STATED PROBLEM: Repeat every entry word for word, but leave the images out of your copy.

INPUT ROWS:
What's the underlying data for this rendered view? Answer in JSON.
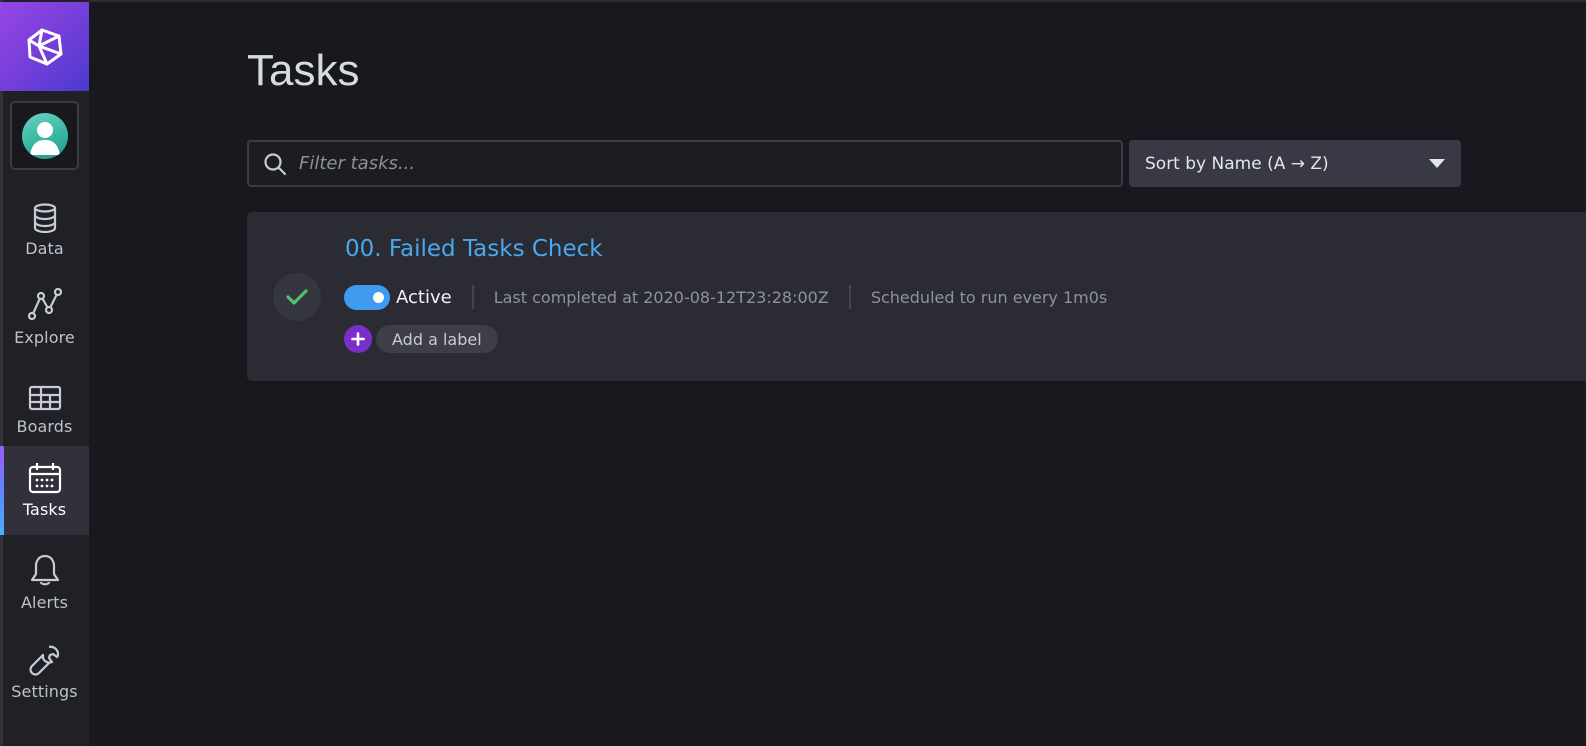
{
  "sidebar": {
    "logo_icon": "influx-cuboid-logo-icon",
    "avatar_icon": "user-avatar-icon",
    "items": [
      {
        "label": "Data",
        "icon": "database-icon"
      },
      {
        "label": "Explore",
        "icon": "graph-line-icon"
      },
      {
        "label": "Boards",
        "icon": "dashboard-grid-icon"
      },
      {
        "label": "Tasks",
        "icon": "calendar-icon",
        "active": true
      },
      {
        "label": "Alerts",
        "icon": "bell-icon"
      },
      {
        "label": "Settings",
        "icon": "wrench-icon"
      }
    ]
  },
  "page": {
    "title": "Tasks"
  },
  "search": {
    "placeholder": "Filter tasks...",
    "value": "",
    "icon": "search-icon"
  },
  "sort": {
    "label": "Sort by Name (A → Z)"
  },
  "tasks": [
    {
      "name": "00. Failed Tasks Check",
      "status": "Active",
      "last_completed": "Last completed at 2020-08-12T23:28:00Z",
      "schedule": "Scheduled to run every 1m0s",
      "add_label_text": "Add a label",
      "status_icon": "checkmark-icon"
    }
  ],
  "colors": {
    "background": "#18191e",
    "sidebar": "#202127",
    "card": "#2a2b33",
    "link": "#4aa8ef",
    "toggle_on": "#3e9bf0",
    "success": "#4cc36a",
    "label_plus": "#7b2fc9",
    "logo_gradient_start": "#9446e6",
    "logo_gradient_end": "#4a3ad0"
  }
}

RESPONSE TO THE TASK:
What's the underlying data for this rendered view? Answer in JSON.
{
  "sidebar": {
    "logo_icon": "influx-cuboid-logo-icon",
    "avatar_icon": "user-avatar-icon",
    "items": [
      {
        "label": "Data",
        "icon": "database-icon"
      },
      {
        "label": "Explore",
        "icon": "graph-line-icon"
      },
      {
        "label": "Boards",
        "icon": "dashboard-grid-icon"
      },
      {
        "label": "Tasks",
        "icon": "calendar-icon",
        "active": true
      },
      {
        "label": "Alerts",
        "icon": "bell-icon"
      },
      {
        "label": "Settings",
        "icon": "wrench-icon"
      }
    ]
  },
  "page": {
    "title": "Tasks"
  },
  "search": {
    "placeholder": "Filter tasks...",
    "value": "",
    "icon": "search-icon"
  },
  "sort": {
    "label": "Sort by Name (A → Z)"
  },
  "tasks": [
    {
      "name": "00. Failed Tasks Check",
      "status": "Active",
      "last_completed": "Last completed at 2020-08-12T23:28:00Z",
      "schedule": "Scheduled to run every 1m0s",
      "add_label_text": "Add a label",
      "status_icon": "checkmark-icon"
    }
  ],
  "colors": {
    "background": "#18191e",
    "sidebar": "#202127",
    "card": "#2a2b33",
    "link": "#4aa8ef",
    "toggle_on": "#3e9bf0",
    "success": "#4cc36a",
    "label_plus": "#7b2fc9",
    "logo_gradient_start": "#9446e6",
    "logo_gradient_end": "#4a3ad0"
  }
}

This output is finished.